=== TASK OBJECTIVE ===
In the PVC sensor mast text below, why did the builder replace the Adafruit Trinket board with an Arduino Pro Mini 3V? Answer in one to three sentences.

=== PAGE EXTRACT ===
==*==
The mast is built out of PVC. This allows me to attach my homemade sensors easily as well as protecting the micro controller that resides inside that runs the sensors.

Main Mast Build:

Most of the mast is made from 1″ PVC with different connectors and such.  There are a few places in which the 1″ is not used, for example, where the micro controller resides.  (You can see it as the larger section). It uses 3/4″ PVC inside 1.5″ PVC.  It is built this way to provide some waterproofing for the micro controller.  The other section is for the temperature & humidity sensors.  It uses some 3″ PVC as a sun shield for the sensors.  As for the wiring of the sensors, I will detail that a little later, but all the wiring for the sensors comes together at a point where the larger section starts.  It’s there where I  “harness” everything together and will detail that later.

Sensors:

As I said, there are 5 sensors within the mast.  3 are sensors I have built myself and two are not.  For the sensors I have built myself, I have linked to the posts in which I detail how to build them.

  1. Wind Vane – Link to post
  2. Anemometer – Link to post
  3. Rain Gauge – Link to post
  4. Temp Sensor – Link to post
  5. Humidity Sensor – Link to post

Microcontroller & Wiring:

In previous versions of the mast, I have used an Adafruit Trinket board, but when I attempted to add some additional sensors (which failed miserably due to waterproofing) it didn’t have the needed pins required, so I switched to a Arduino Pro Mini 3V.  The Pro Mini is slightly larger, more powerful and allows me to power it with 5V coming from the Raspberry Pi.

As I said before, I communicate with the Pro Mini from the RPi via I2C.  To do this, I have a cat 5 cable running from the enclosure to the Pro Mini (I only need 4 of the wires, but it’s nice to have a spare 4 in case something happens) and then another piece of cat 5 that runs from the Pro Mini to the wiring harness.  I’ll make another post regarding the wiring for the micro controller and the wiring harness as I believe this one has gotten a little long. Link to post

Stay tuned for more…

Anemometer

I’ve been meaning to do this for a long time…so without further delay, here is my DIY anemometer.
==*==
=== STORED RECORDS ===
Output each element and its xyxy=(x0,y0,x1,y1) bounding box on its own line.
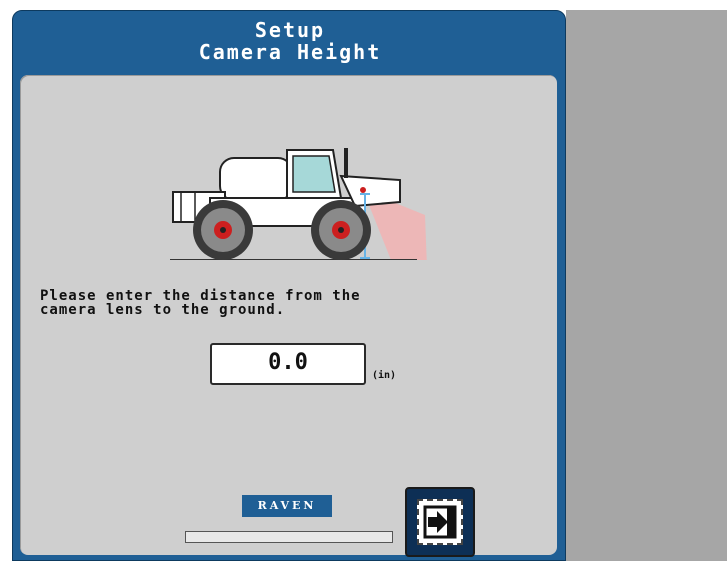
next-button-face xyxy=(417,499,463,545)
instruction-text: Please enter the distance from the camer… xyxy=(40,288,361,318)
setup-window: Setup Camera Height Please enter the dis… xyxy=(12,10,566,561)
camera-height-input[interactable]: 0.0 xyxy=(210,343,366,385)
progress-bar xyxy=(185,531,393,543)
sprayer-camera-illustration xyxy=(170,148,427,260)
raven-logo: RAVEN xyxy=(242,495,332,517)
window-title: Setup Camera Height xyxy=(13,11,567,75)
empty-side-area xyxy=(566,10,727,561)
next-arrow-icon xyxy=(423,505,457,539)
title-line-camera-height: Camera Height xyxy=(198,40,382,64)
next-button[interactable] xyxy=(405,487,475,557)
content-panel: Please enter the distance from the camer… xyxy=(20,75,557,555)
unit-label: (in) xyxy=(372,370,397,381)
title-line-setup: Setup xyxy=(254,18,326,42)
==*==
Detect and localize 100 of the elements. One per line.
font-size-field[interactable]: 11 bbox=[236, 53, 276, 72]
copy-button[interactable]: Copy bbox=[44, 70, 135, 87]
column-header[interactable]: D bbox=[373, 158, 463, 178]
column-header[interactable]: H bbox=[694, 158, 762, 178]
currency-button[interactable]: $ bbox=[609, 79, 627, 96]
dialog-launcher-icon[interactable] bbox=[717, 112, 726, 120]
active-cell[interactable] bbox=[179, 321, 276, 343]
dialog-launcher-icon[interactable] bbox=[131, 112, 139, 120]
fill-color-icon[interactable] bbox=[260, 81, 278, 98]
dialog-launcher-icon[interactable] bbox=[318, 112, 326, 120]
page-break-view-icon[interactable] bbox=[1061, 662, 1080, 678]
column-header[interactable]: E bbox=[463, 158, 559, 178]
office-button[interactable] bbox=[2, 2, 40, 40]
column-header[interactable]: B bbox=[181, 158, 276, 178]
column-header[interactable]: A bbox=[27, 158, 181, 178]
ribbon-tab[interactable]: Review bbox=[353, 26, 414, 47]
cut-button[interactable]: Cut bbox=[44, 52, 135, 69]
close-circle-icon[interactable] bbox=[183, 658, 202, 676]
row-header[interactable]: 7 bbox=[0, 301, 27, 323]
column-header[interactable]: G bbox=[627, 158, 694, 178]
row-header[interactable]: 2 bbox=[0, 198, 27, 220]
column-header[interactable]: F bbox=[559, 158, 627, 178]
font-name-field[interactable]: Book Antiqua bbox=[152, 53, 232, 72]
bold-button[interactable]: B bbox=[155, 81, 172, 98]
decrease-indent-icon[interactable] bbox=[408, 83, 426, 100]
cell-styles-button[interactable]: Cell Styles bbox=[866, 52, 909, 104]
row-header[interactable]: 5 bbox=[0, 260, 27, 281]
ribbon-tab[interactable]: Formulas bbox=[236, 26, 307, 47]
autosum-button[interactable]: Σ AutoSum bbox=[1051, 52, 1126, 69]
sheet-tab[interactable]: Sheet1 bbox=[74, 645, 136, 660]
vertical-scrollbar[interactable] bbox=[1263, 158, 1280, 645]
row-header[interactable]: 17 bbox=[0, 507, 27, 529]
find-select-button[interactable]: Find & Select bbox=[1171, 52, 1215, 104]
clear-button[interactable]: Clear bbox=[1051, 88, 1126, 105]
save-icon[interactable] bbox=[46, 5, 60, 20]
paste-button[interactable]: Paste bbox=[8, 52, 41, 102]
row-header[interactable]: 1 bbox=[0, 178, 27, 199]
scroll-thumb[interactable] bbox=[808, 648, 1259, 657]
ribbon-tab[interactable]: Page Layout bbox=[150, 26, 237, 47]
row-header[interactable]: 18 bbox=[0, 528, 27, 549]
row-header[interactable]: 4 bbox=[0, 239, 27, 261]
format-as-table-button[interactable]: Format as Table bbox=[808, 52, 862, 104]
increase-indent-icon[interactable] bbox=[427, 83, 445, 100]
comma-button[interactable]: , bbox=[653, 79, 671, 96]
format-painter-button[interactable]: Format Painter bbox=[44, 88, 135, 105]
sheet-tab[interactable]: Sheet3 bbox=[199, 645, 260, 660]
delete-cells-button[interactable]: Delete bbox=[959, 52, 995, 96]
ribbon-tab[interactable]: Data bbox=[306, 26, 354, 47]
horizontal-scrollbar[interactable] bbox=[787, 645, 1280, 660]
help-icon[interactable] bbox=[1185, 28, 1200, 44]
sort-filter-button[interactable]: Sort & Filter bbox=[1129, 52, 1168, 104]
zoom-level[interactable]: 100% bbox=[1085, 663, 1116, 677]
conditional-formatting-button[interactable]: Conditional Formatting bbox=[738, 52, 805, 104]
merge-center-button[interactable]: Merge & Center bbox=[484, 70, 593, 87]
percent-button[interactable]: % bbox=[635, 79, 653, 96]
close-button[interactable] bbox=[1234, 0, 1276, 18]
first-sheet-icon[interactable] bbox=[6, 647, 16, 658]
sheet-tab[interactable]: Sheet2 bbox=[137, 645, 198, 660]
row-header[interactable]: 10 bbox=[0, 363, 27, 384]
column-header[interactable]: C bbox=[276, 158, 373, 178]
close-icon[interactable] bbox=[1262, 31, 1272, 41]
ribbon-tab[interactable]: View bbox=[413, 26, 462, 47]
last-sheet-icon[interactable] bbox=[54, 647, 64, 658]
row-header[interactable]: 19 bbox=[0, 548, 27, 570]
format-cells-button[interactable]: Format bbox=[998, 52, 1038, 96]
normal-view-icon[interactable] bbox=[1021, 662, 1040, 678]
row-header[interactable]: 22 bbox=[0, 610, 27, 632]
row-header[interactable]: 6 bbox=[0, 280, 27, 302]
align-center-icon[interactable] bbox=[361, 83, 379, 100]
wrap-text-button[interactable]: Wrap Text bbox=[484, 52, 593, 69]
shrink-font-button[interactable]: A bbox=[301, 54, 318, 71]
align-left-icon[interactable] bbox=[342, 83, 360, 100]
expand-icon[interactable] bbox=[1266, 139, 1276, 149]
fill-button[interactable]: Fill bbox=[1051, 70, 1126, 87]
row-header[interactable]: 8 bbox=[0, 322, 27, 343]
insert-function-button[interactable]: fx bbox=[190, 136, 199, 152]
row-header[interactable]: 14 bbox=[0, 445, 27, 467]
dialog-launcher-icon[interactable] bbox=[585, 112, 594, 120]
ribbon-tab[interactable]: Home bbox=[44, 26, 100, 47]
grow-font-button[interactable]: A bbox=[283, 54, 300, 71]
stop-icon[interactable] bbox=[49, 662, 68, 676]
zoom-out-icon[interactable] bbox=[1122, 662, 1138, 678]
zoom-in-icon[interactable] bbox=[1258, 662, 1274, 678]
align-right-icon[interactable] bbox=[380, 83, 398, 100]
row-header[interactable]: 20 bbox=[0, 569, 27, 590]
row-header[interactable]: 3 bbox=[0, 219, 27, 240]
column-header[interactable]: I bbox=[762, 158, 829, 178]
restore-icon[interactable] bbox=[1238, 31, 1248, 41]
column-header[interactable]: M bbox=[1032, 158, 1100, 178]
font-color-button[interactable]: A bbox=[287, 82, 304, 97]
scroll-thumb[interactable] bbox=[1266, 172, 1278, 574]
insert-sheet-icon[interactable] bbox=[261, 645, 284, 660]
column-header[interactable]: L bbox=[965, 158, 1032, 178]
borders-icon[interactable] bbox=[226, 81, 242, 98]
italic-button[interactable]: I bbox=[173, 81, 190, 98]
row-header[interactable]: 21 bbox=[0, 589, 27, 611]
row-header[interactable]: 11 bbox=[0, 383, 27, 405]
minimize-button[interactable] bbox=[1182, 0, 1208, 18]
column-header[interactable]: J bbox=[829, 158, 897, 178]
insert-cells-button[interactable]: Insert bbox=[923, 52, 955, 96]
==*==
=== REPLY ===
When the builder tried to add more sensors, the Trinket didn't have enough pins, so they switched to the Arduino Pro Mini 3V. The Pro Mini is slightly larger and more powerful, and it can run on 5V supplied by the Raspberry Pi.